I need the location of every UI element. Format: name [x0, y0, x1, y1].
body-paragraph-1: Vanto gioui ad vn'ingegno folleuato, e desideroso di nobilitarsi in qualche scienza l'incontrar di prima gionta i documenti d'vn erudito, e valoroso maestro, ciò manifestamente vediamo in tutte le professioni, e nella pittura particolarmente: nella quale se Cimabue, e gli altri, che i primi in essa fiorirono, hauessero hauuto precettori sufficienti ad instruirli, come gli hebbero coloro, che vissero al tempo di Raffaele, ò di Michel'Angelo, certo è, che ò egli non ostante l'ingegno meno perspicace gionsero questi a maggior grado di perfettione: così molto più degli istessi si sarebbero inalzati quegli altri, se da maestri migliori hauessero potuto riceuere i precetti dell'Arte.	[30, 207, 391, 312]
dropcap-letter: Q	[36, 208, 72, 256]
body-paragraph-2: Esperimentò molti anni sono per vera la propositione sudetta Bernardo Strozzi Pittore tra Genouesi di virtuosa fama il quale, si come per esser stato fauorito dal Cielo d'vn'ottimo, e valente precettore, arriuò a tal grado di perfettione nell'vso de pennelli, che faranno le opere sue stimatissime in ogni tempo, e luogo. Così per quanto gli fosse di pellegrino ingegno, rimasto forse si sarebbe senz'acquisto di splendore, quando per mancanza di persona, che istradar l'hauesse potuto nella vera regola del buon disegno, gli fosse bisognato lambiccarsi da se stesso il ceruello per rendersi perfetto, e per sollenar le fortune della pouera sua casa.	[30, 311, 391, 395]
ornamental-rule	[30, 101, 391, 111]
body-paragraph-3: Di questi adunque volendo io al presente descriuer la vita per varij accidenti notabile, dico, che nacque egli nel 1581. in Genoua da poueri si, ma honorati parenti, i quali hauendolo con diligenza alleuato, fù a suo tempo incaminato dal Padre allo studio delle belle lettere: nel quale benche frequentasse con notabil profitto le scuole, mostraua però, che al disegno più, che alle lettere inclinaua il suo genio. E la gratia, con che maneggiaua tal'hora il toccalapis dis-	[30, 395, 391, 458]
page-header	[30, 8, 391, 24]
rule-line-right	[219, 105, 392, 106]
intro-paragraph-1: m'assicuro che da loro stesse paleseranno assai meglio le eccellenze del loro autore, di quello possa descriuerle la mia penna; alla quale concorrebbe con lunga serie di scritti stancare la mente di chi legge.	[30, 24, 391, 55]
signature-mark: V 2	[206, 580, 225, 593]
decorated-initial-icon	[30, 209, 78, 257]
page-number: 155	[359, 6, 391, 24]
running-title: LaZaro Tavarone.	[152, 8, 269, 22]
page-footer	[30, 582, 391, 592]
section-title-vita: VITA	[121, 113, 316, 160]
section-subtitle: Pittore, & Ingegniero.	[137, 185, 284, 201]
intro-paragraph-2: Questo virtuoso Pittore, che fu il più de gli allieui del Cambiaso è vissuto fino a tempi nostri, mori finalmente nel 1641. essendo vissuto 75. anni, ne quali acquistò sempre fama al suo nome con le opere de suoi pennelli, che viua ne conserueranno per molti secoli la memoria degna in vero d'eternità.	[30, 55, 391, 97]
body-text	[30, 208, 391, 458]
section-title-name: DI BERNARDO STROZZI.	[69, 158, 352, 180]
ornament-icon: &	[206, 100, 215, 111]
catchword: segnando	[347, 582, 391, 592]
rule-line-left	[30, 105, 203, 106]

--------------------------------

● **WHAT YOU WILL DO**: Change "location" to "position" in the records, starting at the first line and going on through the line with "208, 72, 256]". Give only those lines back, with nothing else altered.

● **EXERCISE OUTPUT**:
I need the position of every UI element. Format: name [x0, y0, x1, y1].
body-paragraph-1: Vanto gioui ad vn'ingegno folleuato, e desideroso di nobilitarsi in qualche scienza l'incontrar di prima gionta i documenti d'vn erudito, e valoroso maestro, ciò manifestamente vediamo in tutte le professioni, e nella pittura particolarmente: nella quale se Cimabue, e gli altri, che i primi in essa fiorirono, hauessero hauuto precettori sufficienti ad instruirli, come gli hebbero coloro, che vissero al tempo di Raffaele, ò di Michel'Angelo, certo è, che ò egli non ostante l'ingegno meno perspicace gionsero questi a maggior grado di perfettione: così molto più degli istessi si sarebbero inalzati quegli altri, se da maestri migliori hauessero potuto riceuere i precetti dell'Arte.	[30, 207, 391, 312]
dropcap-letter: Q	[36, 208, 72, 256]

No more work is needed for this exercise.